Work to complete:
Copy the entries below exactly. Images do not belong in the copy.

Dataset:
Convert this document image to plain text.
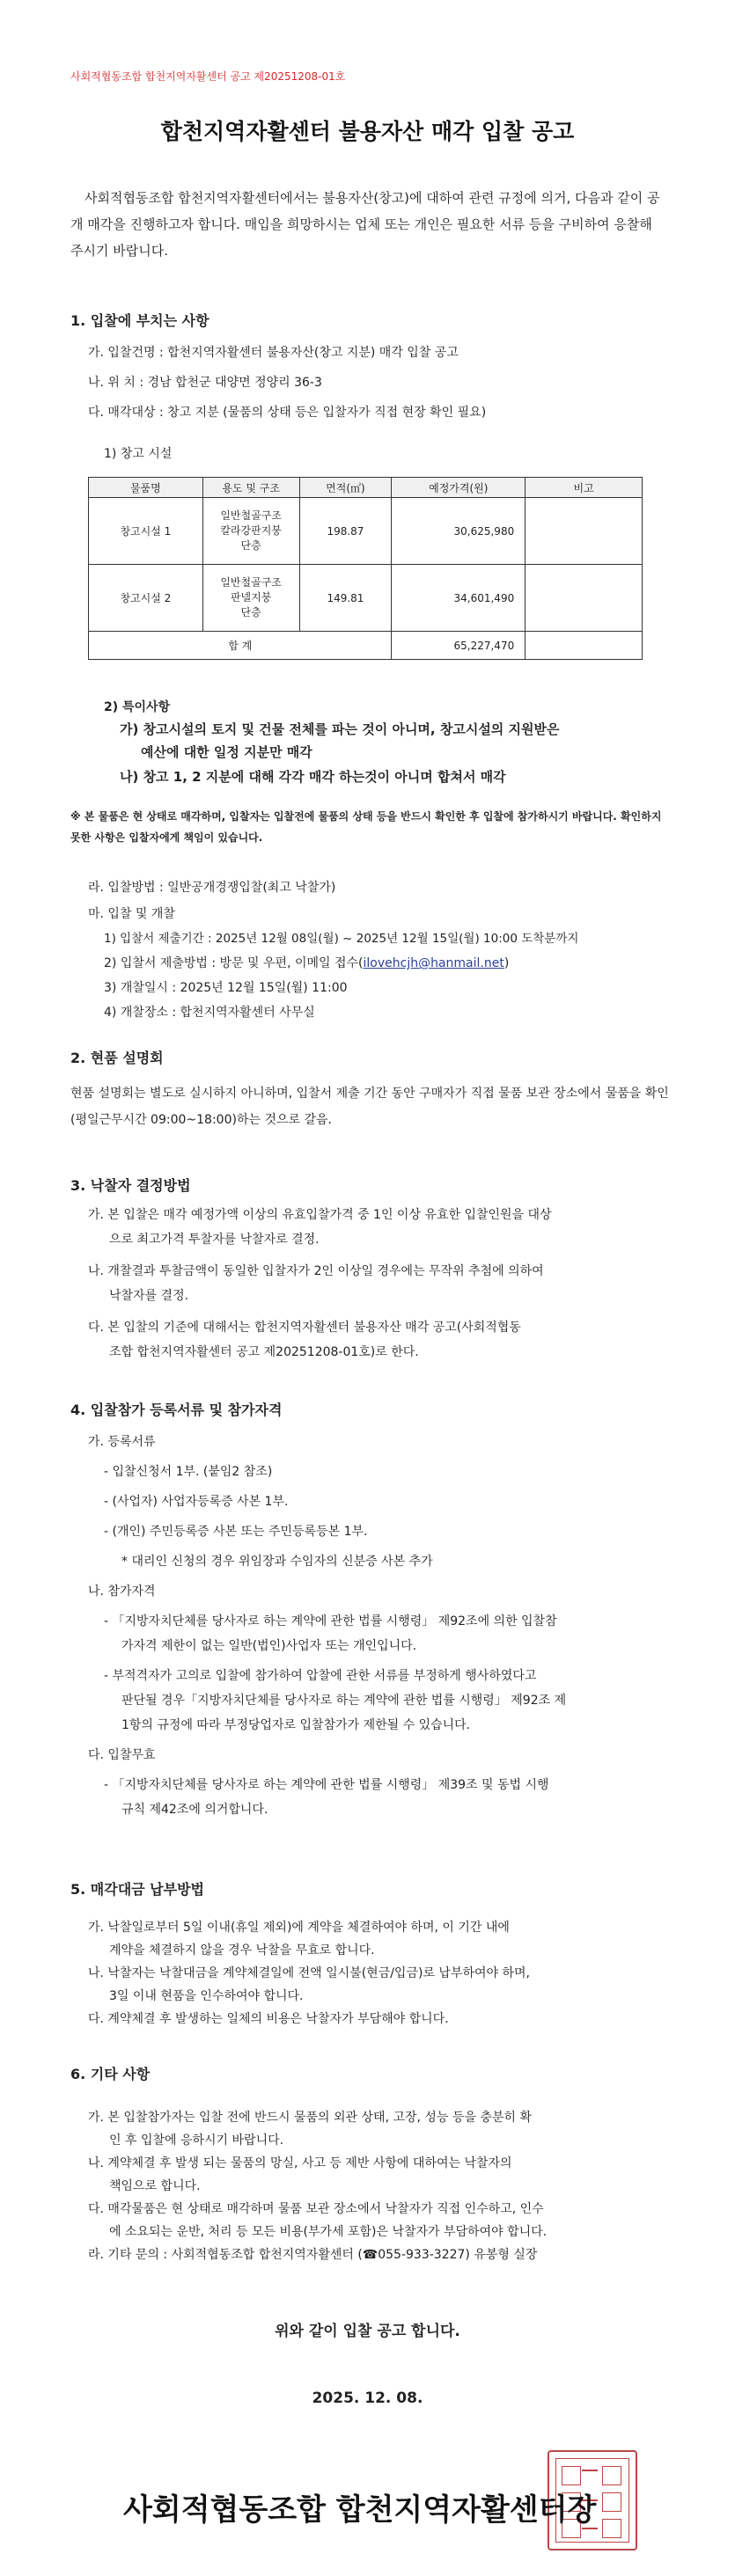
사회적협동조합 합천지역자활센터 공고 제20251208-01호
합천지역자활센터 불용자산 매각 입찰 공고
사회적협동조합 합천지역자활센터에서는 불용자산(창고)에 대하여 관련 규정에 의거, 다음과 같이 공개 매각을 진행하고자 합니다. 매입을 희망하시는 업체 또는 개인은 필요한 서류 등을 구비하여 응찰해 주시기 바랍니다.
1. 입찰에 부치는 사항
가. 입찰건명 : 합천지역자활센터 불용자산(창고 지분) 매각 입찰 공고
나. 위 치 : 경남 합천군 대양면 정양리 36-3
다. 매각대상 : 창고 지분 (물품의 상태 등은 입찰자가 직접 현장 확인 필요)
1) 창고 시설
물품명	용도 및 구조	면적(㎡)	예정가격(원)	비고
창고시설 1	일반철골구조
칼라강판지붕
단층	198.87	30,625,980	
창고시설 2	일반철골구조
판넬지붕
단층	149.81	34,601,490	
합 계			65,227,470	
2) 특이사항
가) 창고시설의 토지 및 건물 전체를 파는 것이 아니며, 창고시설의 지원받은
예산에 대한 일정 지분만 매각
나) 창고 1, 2 지분에 대해 각각 매각 하는것이 아니며 합쳐서 매각
※ 본 물품은 현 상태로 매각하며, 입찰자는 입찰전에 물품의 상태 등을 반드시 확인한 후 입찰에 참가하시기 바랍니다. 확인하지 못한 사항은 입찰자에게 책임이 있습니다.
라. 입찰방법 : 일반공개경쟁입찰(최고 낙찰가)
마. 입찰 및 개찰
1) 입찰서 제출기간 : 2025년 12월 08일(월) ~ 2025년 12월 15일(월) 10:00 도착분까지
2) 입찰서 제출방법 : 방문 및 우편, 이메일 접수(ilovehcjh@hanmail.net)
3) 개찰일시 : 2025년 12월 15일(월) 11:00
4) 개찰장소 : 합천지역자활센터 사무실
2. 현품 설명회
현품 설명회는 별도로 실시하지 아니하며, 입찰서 제출 기간 동안 구매자가 직접 물품 보관 장소에서 물품을 확인(평일근무시간 09:00~18:00)하는 것으로 갈음.
3. 낙찰자 결정방법
가. 본 입찰은 매각 예정가액 이상의 유효입찰가격 중 1인 이상 유효한 입찰인원을 대상
으로 최고가격 투찰자를 낙찰자로 결정.
나. 개찰결과 투찰금액이 동일한 입찰자가 2인 이상일 경우에는 무작위 추첨에 의하여
낙찰자를 결정.
다. 본 입찰의 기준에 대해서는 합천지역자활센터 불용자산 매각 공고(사회적협동
조합 합천지역자활센터 공고 제20251208-01호)로 한다.
4. 입찰참가 등록서류 및 참가자격
가. 등록서류
- 입찰신청서 1부. (붙임2 참조)
- (사업자) 사업자등록증 사본 1부.
- (개인) 주민등록증 사본 또는 주민등록등본 1부.
* 대리인 신청의 경우 위임장과 수임자의 신분증 사본 추가
나. 참가자격
- 「지방자치단체를 당사자로 하는 계약에 관한 법률 시행령」 제92조에 의한 입찰참
가자격 제한이 없는 일반(법인)사업자 또는 개인입니다.
- 부적격자가 고의로 입찰에 참가하여 압찰에 관한 서류를 부정하게 행사하였다고
판단될 경우「지방자치단체를 당사자로 하는 계약에 관한 법률 시행령」 제92조 제
1항의 규정에 따라 부정당업자로 입찰참가가 제한될 수 있습니다.
다. 입찰무효
- 「지방자치단체를 당사자로 하는 계약에 관한 법률 시행령」 제39조 및 동법 시행
규칙 제42조에 의거합니다.
5. 매각대금 납부방법
가. 낙찰일로부터 5일 이내(휴일 제외)에 계약을 체결하여야 하며, 이 기간 내에
계약을 체결하지 않을 경우 낙찰을 무효로 합니다.
나. 낙찰자는 낙찰대금을 계약체결일에 전액 일시불(현금/입금)로 납부하여야 하며,
3일 이내 현품을 인수하여야 합니다.
다. 계약체결 후 발생하는 일체의 비용은 낙찰자가 부담해야 합니다.
6. 기타 사항
가. 본 입찰참가자는 입찰 전에 반드시 물품의 외관 상태, 고장, 성능 등을 충분히 확
인 후 입찰에 응하시기 바랍니다.
나. 계약체결 후 발생 되는 물품의 망실, 사고 등 제반 사항에 대하여는 낙찰자의
책임으로 합니다.
다. 매각물품은 현 상태로 매각하며 물품 보관 장소에서 낙찰자가 직접 인수하고, 인수
에 소요되는 운반, 처리 등 모든 비용(부가세 포함)은 낙찰자가 부담하여야 합니다.
라. 기타 문의 : 사회적협동조합 합천지역자활센터 (☎055-933-3227) 유봉형 실장
위와 같이 입찰 공고 합니다.
2025. 12. 08.
사회적협동조합 합천지역자활센터장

Exercise answer:
Convert this document image to plain text.
사회적협동조합 합천지역자활센터 공고 제20251208-01호
합천지역자활센터 불용자산 매각 입찰 공고
사회적협동조합 합천지역자활센터에서는 불용자산(창고)에 대하여 관련 규정에 의거, 다음과 같이 공개 매각을 진행하고자 합니다. 매입을 희망하시는 업체 또는 개인은 필요한 서류 등을 구비하여 응찰해 주시기 바랍니다.
1. 입찰에 부치는 사항
가. 입찰건명 : 합천지역자활센터 불용자산(창고 지분) 매각 입찰 공고
나. 위 치 : 경남 합천군 대양면 정양리 36-3
다. 매각대상 : 창고 지분 (물품의 상태 등은 입찰자가 직접 현장 확인 필요)
1) 창고 시설
물품명	용도 및 구조	면적(㎡)	예정가격(원)	비고
창고시설 1	일반철골구조
칼라강판지붕
단층	198.87	30,625,980	
창고시설 2	일반철골구조
판넬지붕
단층	149.81	34,601,490	
합 계			65,227,470	
2) 특이사항
가) 창고시설의 토지 및 건물 전체를 파는 것이 아니며, 창고시설의 지원받은
예산에 대한 일정 지분만 매각
나) 창고 1, 2 지분에 대해 각각 매각 하는것이 아니며 합쳐서 매각
※ 본 물품은 현 상태로 매각하며, 입찰자는 입찰전에 물품의 상태 등을 반드시 확인한 후 입찰에 참가하시기 바랍니다. 확인하지 못한 사항은 입찰자에게 책임이 있습니다.
라. 입찰방법 : 일반공개경쟁입찰(최고 낙찰가)
마. 입찰 및 개찰
1) 입찰서 제출기간 : 2025년 12월 08일(월) ~ 2025년 12월 15일(월) 10:00 도착분까지
2) 입찰서 제출방법 : 방문 및 우편, 이메일 접수(ilovehcjh@hanmail.net)
3) 개찰일시 : 2025년 12월 15일(월) 11:00
4) 개찰장소 : 합천지역자활센터 사무실
2. 현품 설명회
현품 설명회는 별도로 실시하지 아니하며, 입찰서 제출 기간 동안 구매자가 직접 물품 보관 장소에서 물품을 확인(평일근무시간 09:00~18:00)하는 것으로 갈음.
3. 낙찰자 결정방법
가. 본 입찰은 매각 예정가액 이상의 유효입찰가격 중 1인 이상 유효한 입찰인원을 대상
으로 최고가격 투찰자를 낙찰자로 결정.
나. 개찰결과 투찰금액이 동일한 입찰자가 2인 이상일 경우에는 무작위 추첨에 의하여
낙찰자를 결정.
다. 본 입찰의 기준에 대해서는 합천지역자활센터 불용자산 매각 공고(사회적협동
조합 합천지역자활센터 공고 제20251208-01호)로 한다.
4. 입찰참가 등록서류 및 참가자격
가. 등록서류
- 입찰신청서 1부. (붙임2 참조)
- (사업자) 사업자등록증 사본 1부.
- (개인) 주민등록증 사본 또는 주민등록등본 1부.
* 대리인 신청의 경우 위임장과 수임자의 신분증 사본 추가
나. 참가자격
- 「지방자치단체를 당사자로 하는 계약에 관한 법률 시행령」 제92조에 의한 입찰참
가자격 제한이 없는 일반(법인)사업자 또는 개인입니다.
- 부적격자가 고의로 입찰에 참가하여 압찰에 관한 서류를 부정하게 행사하였다고
판단될 경우「지방자치단체를 당사자로 하는 계약에 관한 법률 시행령」 제92조 제
1항의 규정에 따라 부정당업자로 입찰참가가 제한될 수 있습니다.
다. 입찰무효
- 「지방자치단체를 당사자로 하는 계약에 관한 법률 시행령」 제39조 및 동법 시행
규칙 제42조에 의거합니다.
5. 매각대금 납부방법
가. 낙찰일로부터 5일 이내(휴일 제외)에 계약을 체결하여야 하며, 이 기간 내에
계약을 체결하지 않을 경우 낙찰을 무효로 합니다.
나. 낙찰자는 낙찰대금을 계약체결일에 전액 일시불(현금/입금)로 납부하여야 하며,
3일 이내 현품을 인수하여야 합니다.
다. 계약체결 후 발생하는 일체의 비용은 낙찰자가 부담해야 합니다.
6. 기타 사항
가. 본 입찰참가자는 입찰 전에 반드시 물품의 외관 상태, 고장, 성능 등을 충분히 확
인 후 입찰에 응하시기 바랍니다.
나. 계약체결 후 발생 되는 물품의 망실, 사고 등 제반 사항에 대하여는 낙찰자의
책임으로 합니다.
다. 매각물품은 현 상태로 매각하며 물품 보관 장소에서 낙찰자가 직접 인수하고, 인수
에 소요되는 운반, 처리 등 모든 비용(부가세 포함)은 낙찰자가 부담하여야 합니다.
라. 기타 문의 : 사회적협동조합 합천지역자활센터 (☎055-933-3227) 유봉형 실장
위와 같이 입찰 공고 합니다.
2025. 12. 08.
사회적협동조합 합천지역자활센터장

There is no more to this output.